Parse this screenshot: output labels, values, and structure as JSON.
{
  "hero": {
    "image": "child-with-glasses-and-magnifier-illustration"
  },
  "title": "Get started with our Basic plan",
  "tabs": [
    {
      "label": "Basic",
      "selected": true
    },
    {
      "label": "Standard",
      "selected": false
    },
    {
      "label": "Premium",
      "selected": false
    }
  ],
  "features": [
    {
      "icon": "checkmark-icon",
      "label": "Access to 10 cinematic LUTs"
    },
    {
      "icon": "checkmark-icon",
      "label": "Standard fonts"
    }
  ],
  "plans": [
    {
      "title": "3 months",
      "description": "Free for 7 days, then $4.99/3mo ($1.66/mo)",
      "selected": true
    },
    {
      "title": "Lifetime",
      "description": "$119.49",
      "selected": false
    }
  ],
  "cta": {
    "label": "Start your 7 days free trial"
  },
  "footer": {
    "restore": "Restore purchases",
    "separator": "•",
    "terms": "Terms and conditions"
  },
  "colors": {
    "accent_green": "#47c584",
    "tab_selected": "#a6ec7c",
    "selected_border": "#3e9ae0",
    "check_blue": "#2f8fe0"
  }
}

--- --- ---

_SHORT TASK_:
All of the entries above should be written out again exactly.

_EXPECTED ANSWER_:
Parse this screenshot: output labels, values, and structure as JSON.
{
  "hero": {
    "image": "child-with-glasses-and-magnifier-illustration"
  },
  "title": "Get started with our Basic plan",
  "tabs": [
    {
      "label": "Basic",
      "selected": true
    },
    {
      "label": "Standard",
      "selected": false
    },
    {
      "label": "Premium",
      "selected": false
    }
  ],
  "features": [
    {
      "icon": "checkmark-icon",
      "label": "Access to 10 cinematic LUTs"
    },
    {
      "icon": "checkmark-icon",
      "label": "Standard fonts"
    }
  ],
  "plans": [
    {
      "title": "3 months",
      "description": "Free for 7 days, then $4.99/3mo ($1.66/mo)",
      "selected": true
    },
    {
      "title": "Lifetime",
      "description": "$119.49",
      "selected": false
    }
  ],
  "cta": {
    "label": "Start your 7 days free trial"
  },
  "footer": {
    "restore": "Restore purchases",
    "separator": "•",
    "terms": "Terms and conditions"
  },
  "colors": {
    "accent_green": "#47c584",
    "tab_selected": "#a6ec7c",
    "selected_border": "#3e9ae0",
    "check_blue": "#2f8fe0"
  }
}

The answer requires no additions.